Aim of the exercise -> Omit all images, then return the remaining material exactly as it stands.

Records to process ->
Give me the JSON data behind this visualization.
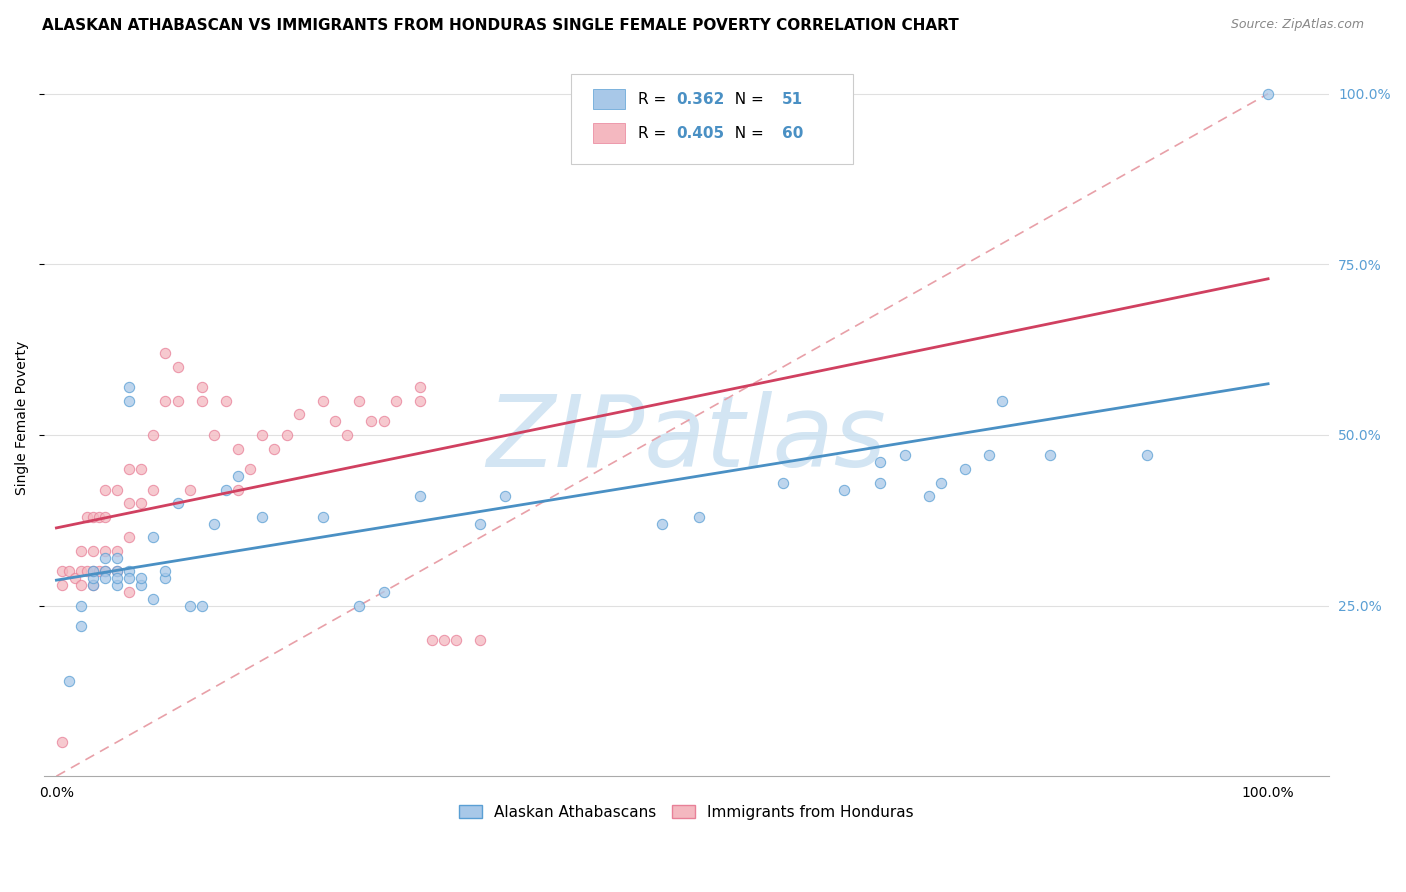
{
  "title": "ALASKAN ATHABASCAN VS IMMIGRANTS FROM HONDURAS SINGLE FEMALE POVERTY CORRELATION CHART",
  "source": "Source: ZipAtlas.com",
  "ylabel": "Single Female Poverty",
  "legend_label_blue": "Alaskan Athabascans",
  "legend_label_pink": "Immigrants from Honduras",
  "R_blue": 0.362,
  "N_blue": 51,
  "R_pink": 0.405,
  "N_pink": 60,
  "blue_color": "#a8c8e8",
  "pink_color": "#f4b8c0",
  "blue_edge_color": "#5a9fd4",
  "pink_edge_color": "#e88098",
  "blue_line_color": "#4a90c4",
  "pink_line_color": "#d04060",
  "diagonal_color": "#e8a0a8",
  "right_tick_color": "#5a9fd4",
  "blue_scatter_x": [
    0.01,
    0.02,
    0.02,
    0.03,
    0.03,
    0.03,
    0.04,
    0.04,
    0.04,
    0.05,
    0.05,
    0.05,
    0.05,
    0.06,
    0.06,
    0.06,
    0.06,
    0.07,
    0.07,
    0.08,
    0.08,
    0.09,
    0.09,
    0.1,
    0.11,
    0.12,
    0.13,
    0.14,
    0.15,
    0.17,
    0.22,
    0.25,
    0.27,
    0.3,
    0.35,
    0.37,
    0.5,
    0.53,
    0.6,
    0.65,
    0.68,
    0.68,
    0.7,
    0.72,
    0.73,
    0.75,
    0.77,
    0.78,
    0.82,
    0.9,
    1.0
  ],
  "blue_scatter_y": [
    0.14,
    0.22,
    0.25,
    0.28,
    0.29,
    0.3,
    0.3,
    0.32,
    0.29,
    0.3,
    0.28,
    0.32,
    0.29,
    0.57,
    0.55,
    0.3,
    0.29,
    0.28,
    0.29,
    0.35,
    0.26,
    0.29,
    0.3,
    0.4,
    0.25,
    0.25,
    0.37,
    0.42,
    0.44,
    0.38,
    0.38,
    0.25,
    0.27,
    0.41,
    0.37,
    0.41,
    0.37,
    0.38,
    0.43,
    0.42,
    0.43,
    0.46,
    0.47,
    0.41,
    0.43,
    0.45,
    0.47,
    0.55,
    0.47,
    0.47,
    1.0
  ],
  "pink_scatter_x": [
    0.005,
    0.005,
    0.01,
    0.015,
    0.02,
    0.02,
    0.02,
    0.025,
    0.025,
    0.03,
    0.03,
    0.03,
    0.03,
    0.035,
    0.035,
    0.04,
    0.04,
    0.04,
    0.04,
    0.05,
    0.05,
    0.05,
    0.06,
    0.06,
    0.06,
    0.07,
    0.07,
    0.08,
    0.08,
    0.09,
    0.09,
    0.1,
    0.1,
    0.11,
    0.12,
    0.12,
    0.13,
    0.14,
    0.15,
    0.15,
    0.16,
    0.17,
    0.18,
    0.19,
    0.2,
    0.22,
    0.23,
    0.24,
    0.25,
    0.26,
    0.27,
    0.28,
    0.3,
    0.3,
    0.31,
    0.32,
    0.33,
    0.35,
    0.005,
    0.06
  ],
  "pink_scatter_y": [
    0.28,
    0.3,
    0.3,
    0.29,
    0.28,
    0.3,
    0.33,
    0.3,
    0.38,
    0.28,
    0.3,
    0.33,
    0.38,
    0.3,
    0.38,
    0.3,
    0.33,
    0.38,
    0.42,
    0.3,
    0.33,
    0.42,
    0.35,
    0.4,
    0.45,
    0.4,
    0.45,
    0.42,
    0.5,
    0.55,
    0.62,
    0.55,
    0.6,
    0.42,
    0.55,
    0.57,
    0.5,
    0.55,
    0.42,
    0.48,
    0.45,
    0.5,
    0.48,
    0.5,
    0.53,
    0.55,
    0.52,
    0.5,
    0.55,
    0.52,
    0.52,
    0.55,
    0.55,
    0.57,
    0.2,
    0.2,
    0.2,
    0.2,
    0.05,
    0.27
  ],
  "ylim": [
    0.0,
    1.05
  ],
  "xlim": [
    -0.01,
    1.05
  ],
  "y_ticks": [
    0.25,
    0.5,
    0.75,
    1.0
  ],
  "y_tick_labels": [
    "25.0%",
    "50.0%",
    "75.0%",
    "100.0%"
  ],
  "x_ticks": [
    0.0,
    0.25,
    0.5,
    0.75,
    1.0
  ],
  "x_tick_labels": [
    "0.0%",
    "",
    "",
    "",
    "100.0%"
  ],
  "title_fontsize": 11,
  "source_fontsize": 9,
  "axis_label_fontsize": 10,
  "tick_label_fontsize": 10,
  "legend_fontsize": 11,
  "scatter_size": 55,
  "scatter_alpha": 0.75,
  "line_width": 2.0,
  "grid_color": "#e0e0e0",
  "watermark_text": "ZIPatlas",
  "watermark_color": "#c8dff0",
  "watermark_fontsize": 72
}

Written answer ->
Give me the JSON data behind this visualization.
{
  "title": "ALASKAN ATHABASCAN VS IMMIGRANTS FROM HONDURAS SINGLE FEMALE POVERTY CORRELATION CHART",
  "source": "Source: ZipAtlas.com",
  "ylabel": "Single Female Poverty",
  "legend_label_blue": "Alaskan Athabascans",
  "legend_label_pink": "Immigrants from Honduras",
  "R_blue": 0.362,
  "N_blue": 51,
  "R_pink": 0.405,
  "N_pink": 60,
  "blue_color": "#a8c8e8",
  "pink_color": "#f4b8c0",
  "blue_edge_color": "#5a9fd4",
  "pink_edge_color": "#e88098",
  "blue_line_color": "#4a90c4",
  "pink_line_color": "#d04060",
  "diagonal_color": "#e8a0a8",
  "right_tick_color": "#5a9fd4",
  "blue_scatter_x": [
    0.01,
    0.02,
    0.02,
    0.03,
    0.03,
    0.03,
    0.04,
    0.04,
    0.04,
    0.05,
    0.05,
    0.05,
    0.05,
    0.06,
    0.06,
    0.06,
    0.06,
    0.07,
    0.07,
    0.08,
    0.08,
    0.09,
    0.09,
    0.1,
    0.11,
    0.12,
    0.13,
    0.14,
    0.15,
    0.17,
    0.22,
    0.25,
    0.27,
    0.3,
    0.35,
    0.37,
    0.5,
    0.53,
    0.6,
    0.65,
    0.68,
    0.68,
    0.7,
    0.72,
    0.73,
    0.75,
    0.77,
    0.78,
    0.82,
    0.9,
    1.0
  ],
  "blue_scatter_y": [
    0.14,
    0.22,
    0.25,
    0.28,
    0.29,
    0.3,
    0.3,
    0.32,
    0.29,
    0.3,
    0.28,
    0.32,
    0.29,
    0.57,
    0.55,
    0.3,
    0.29,
    0.28,
    0.29,
    0.35,
    0.26,
    0.29,
    0.3,
    0.4,
    0.25,
    0.25,
    0.37,
    0.42,
    0.44,
    0.38,
    0.38,
    0.25,
    0.27,
    0.41,
    0.37,
    0.41,
    0.37,
    0.38,
    0.43,
    0.42,
    0.43,
    0.46,
    0.47,
    0.41,
    0.43,
    0.45,
    0.47,
    0.55,
    0.47,
    0.47,
    1.0
  ],
  "pink_scatter_x": [
    0.005,
    0.005,
    0.01,
    0.015,
    0.02,
    0.02,
    0.02,
    0.025,
    0.025,
    0.03,
    0.03,
    0.03,
    0.03,
    0.035,
    0.035,
    0.04,
    0.04,
    0.04,
    0.04,
    0.05,
    0.05,
    0.05,
    0.06,
    0.06,
    0.06,
    0.07,
    0.07,
    0.08,
    0.08,
    0.09,
    0.09,
    0.1,
    0.1,
    0.11,
    0.12,
    0.12,
    0.13,
    0.14,
    0.15,
    0.15,
    0.16,
    0.17,
    0.18,
    0.19,
    0.2,
    0.22,
    0.23,
    0.24,
    0.25,
    0.26,
    0.27,
    0.28,
    0.3,
    0.3,
    0.31,
    0.32,
    0.33,
    0.35,
    0.005,
    0.06
  ],
  "pink_scatter_y": [
    0.28,
    0.3,
    0.3,
    0.29,
    0.28,
    0.3,
    0.33,
    0.3,
    0.38,
    0.28,
    0.3,
    0.33,
    0.38,
    0.3,
    0.38,
    0.3,
    0.33,
    0.38,
    0.42,
    0.3,
    0.33,
    0.42,
    0.35,
    0.4,
    0.45,
    0.4,
    0.45,
    0.42,
    0.5,
    0.55,
    0.62,
    0.55,
    0.6,
    0.42,
    0.55,
    0.57,
    0.5,
    0.55,
    0.42,
    0.48,
    0.45,
    0.5,
    0.48,
    0.5,
    0.53,
    0.55,
    0.52,
    0.5,
    0.55,
    0.52,
    0.52,
    0.55,
    0.55,
    0.57,
    0.2,
    0.2,
    0.2,
    0.2,
    0.05,
    0.27
  ],
  "ylim": [
    0.0,
    1.05
  ],
  "xlim": [
    -0.01,
    1.05
  ],
  "y_ticks": [
    0.25,
    0.5,
    0.75,
    1.0
  ],
  "y_tick_labels": [
    "25.0%",
    "50.0%",
    "75.0%",
    "100.0%"
  ],
  "x_ticks": [
    0.0,
    0.25,
    0.5,
    0.75,
    1.0
  ],
  "x_tick_labels": [
    "0.0%",
    "",
    "",
    "",
    "100.0%"
  ],
  "title_fontsize": 11,
  "source_fontsize": 9,
  "axis_label_fontsize": 10,
  "tick_label_fontsize": 10,
  "legend_fontsize": 11,
  "scatter_size": 55,
  "scatter_alpha": 0.75,
  "line_width": 2.0,
  "grid_color": "#e0e0e0",
  "watermark_text": "ZIPatlas",
  "watermark_color": "#c8dff0",
  "watermark_fontsize": 72
}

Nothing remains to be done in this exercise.